GIVEN EXERCISE
Every record should be copied exactly, except that pictures are to be omitted.

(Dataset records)
┄┄┄┄┄┄┄┄┄┄
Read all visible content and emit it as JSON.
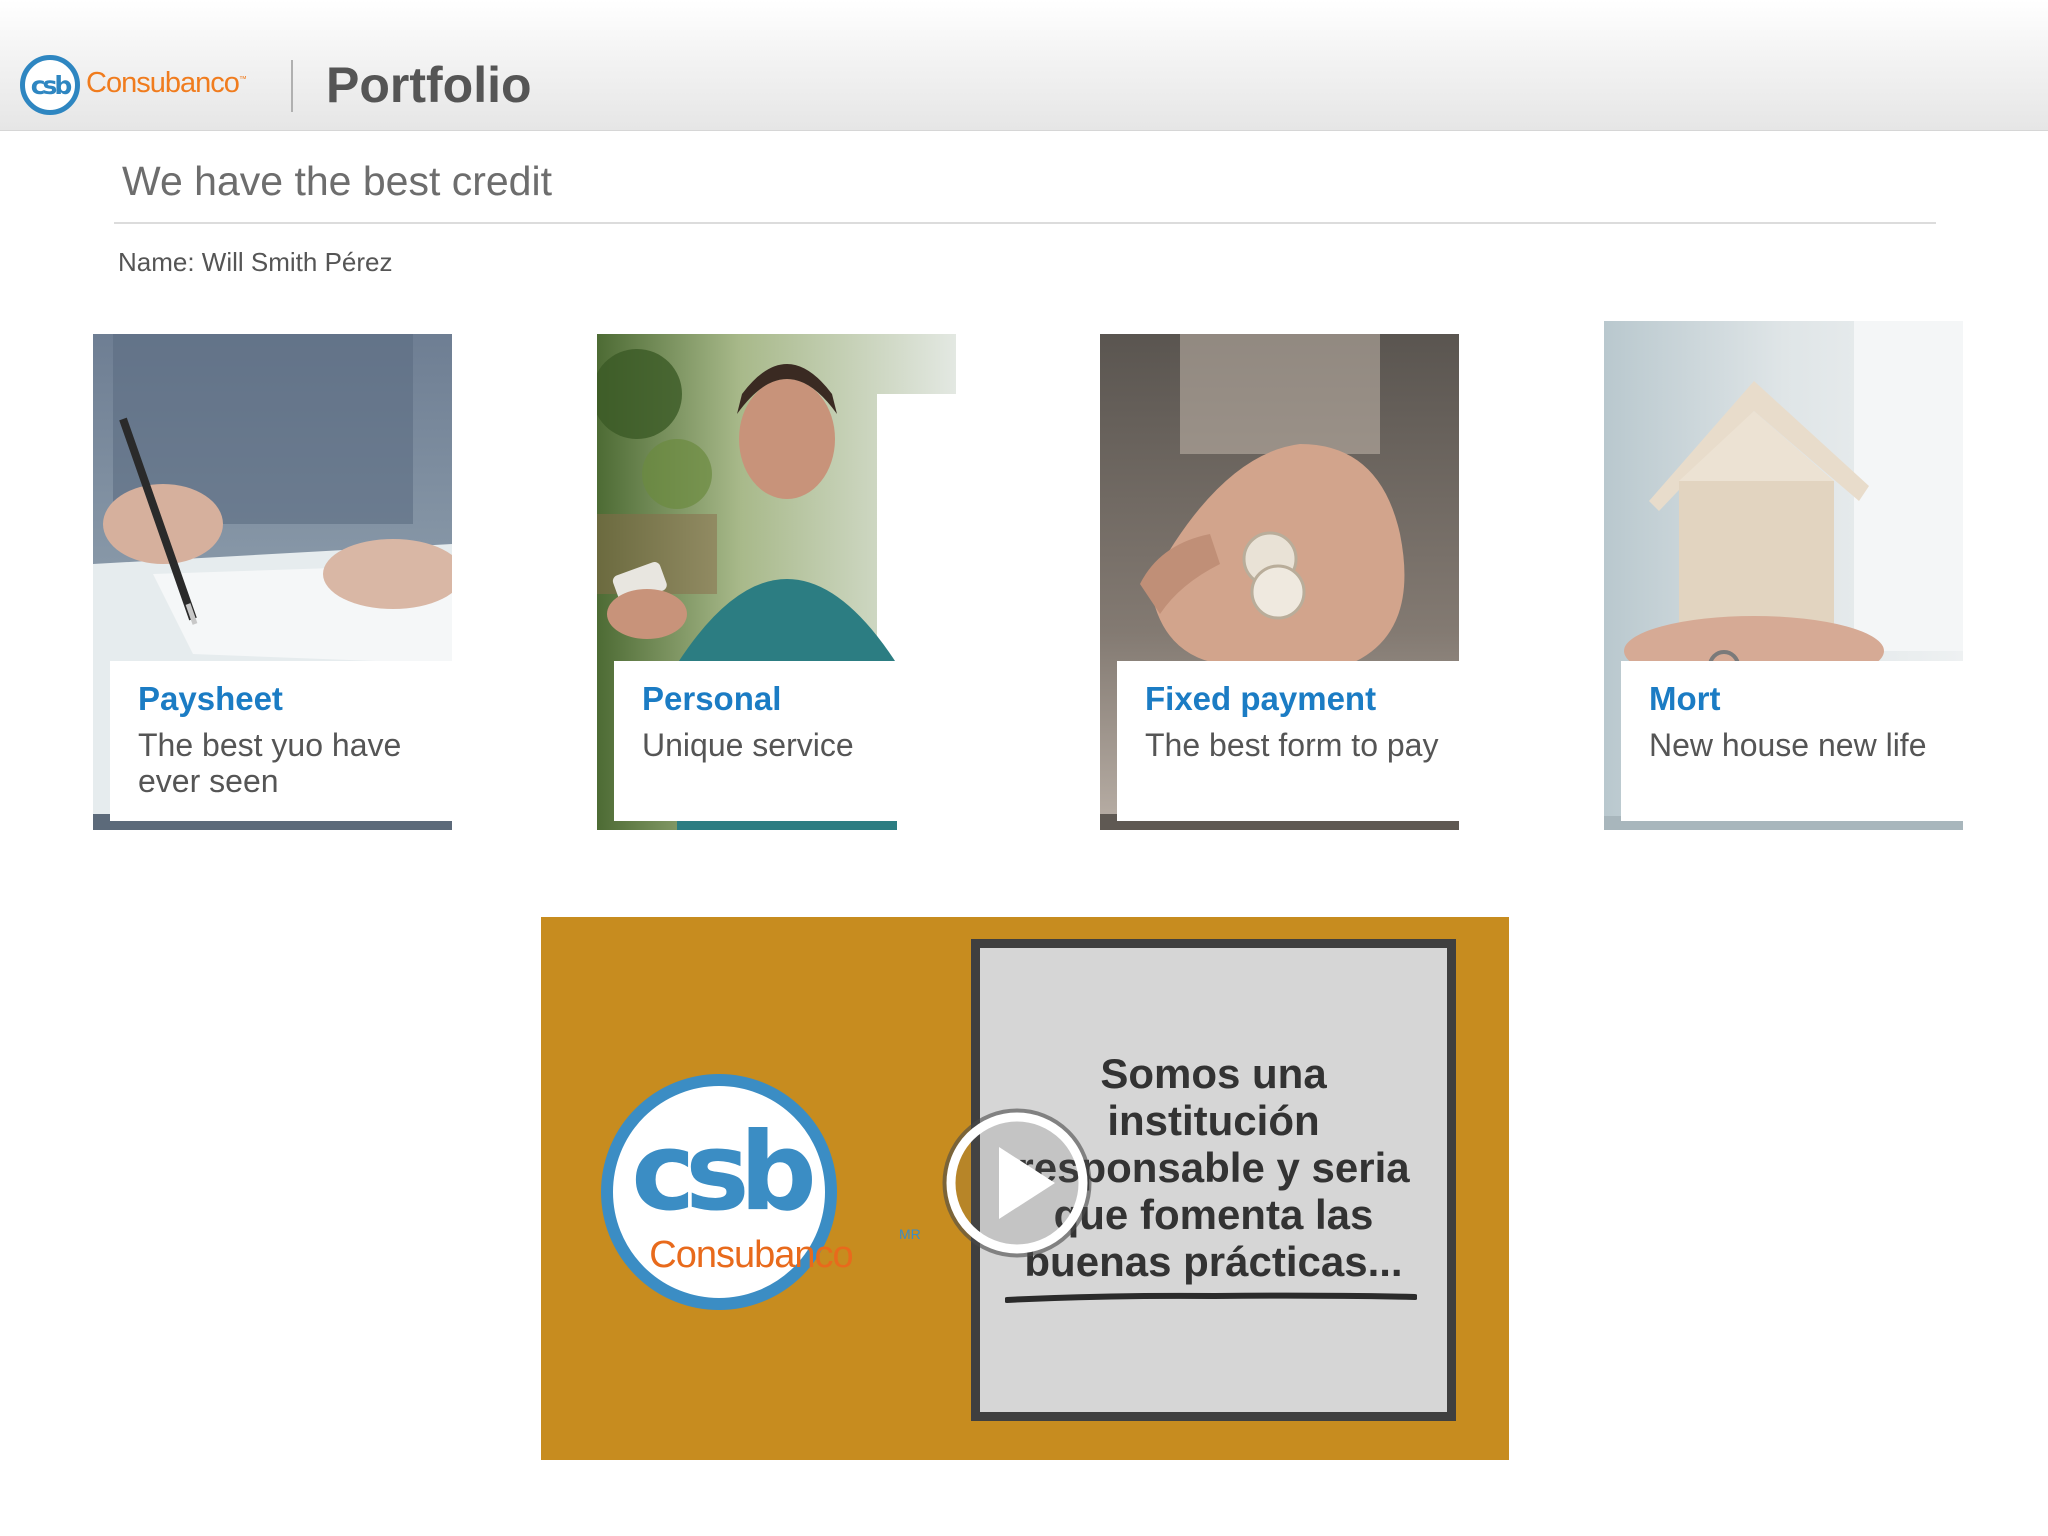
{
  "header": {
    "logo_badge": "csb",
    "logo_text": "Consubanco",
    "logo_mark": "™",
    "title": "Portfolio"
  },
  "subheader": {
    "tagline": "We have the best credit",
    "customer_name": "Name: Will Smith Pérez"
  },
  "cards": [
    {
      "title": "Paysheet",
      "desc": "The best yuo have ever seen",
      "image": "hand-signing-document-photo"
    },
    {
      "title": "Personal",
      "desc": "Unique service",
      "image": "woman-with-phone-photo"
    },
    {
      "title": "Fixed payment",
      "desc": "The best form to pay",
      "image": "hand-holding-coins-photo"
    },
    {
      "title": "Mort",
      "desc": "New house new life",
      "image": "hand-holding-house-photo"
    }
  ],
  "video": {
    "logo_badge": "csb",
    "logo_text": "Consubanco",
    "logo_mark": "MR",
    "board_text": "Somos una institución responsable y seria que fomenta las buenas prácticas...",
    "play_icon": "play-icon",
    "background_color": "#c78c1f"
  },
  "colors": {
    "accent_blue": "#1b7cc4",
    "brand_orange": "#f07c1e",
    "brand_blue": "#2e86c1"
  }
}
┄┄┄┄┄┄┄┄┄┄
RESULT OF THIS TASK
Read all visible content and emit it as JSON.
{
  "header": {
    "logo_badge": "csb",
    "logo_text": "Consubanco",
    "logo_mark": "™",
    "title": "Portfolio"
  },
  "subheader": {
    "tagline": "We have the best credit",
    "customer_name": "Name: Will Smith Pérez"
  },
  "cards": [
    {
      "title": "Paysheet",
      "desc": "The best yuo have ever seen",
      "image": "hand-signing-document-photo"
    },
    {
      "title": "Personal",
      "desc": "Unique service",
      "image": "woman-with-phone-photo"
    },
    {
      "title": "Fixed payment",
      "desc": "The best form to pay",
      "image": "hand-holding-coins-photo"
    },
    {
      "title": "Mort",
      "desc": "New house new life",
      "image": "hand-holding-house-photo"
    }
  ],
  "video": {
    "logo_badge": "csb",
    "logo_text": "Consubanco",
    "logo_mark": "MR",
    "board_text": "Somos una institución responsable y seria que fomenta las buenas prácticas...",
    "play_icon": "play-icon",
    "background_color": "#c78c1f"
  },
  "colors": {
    "accent_blue": "#1b7cc4",
    "brand_orange": "#f07c1e",
    "brand_blue": "#2e86c1"
  }
}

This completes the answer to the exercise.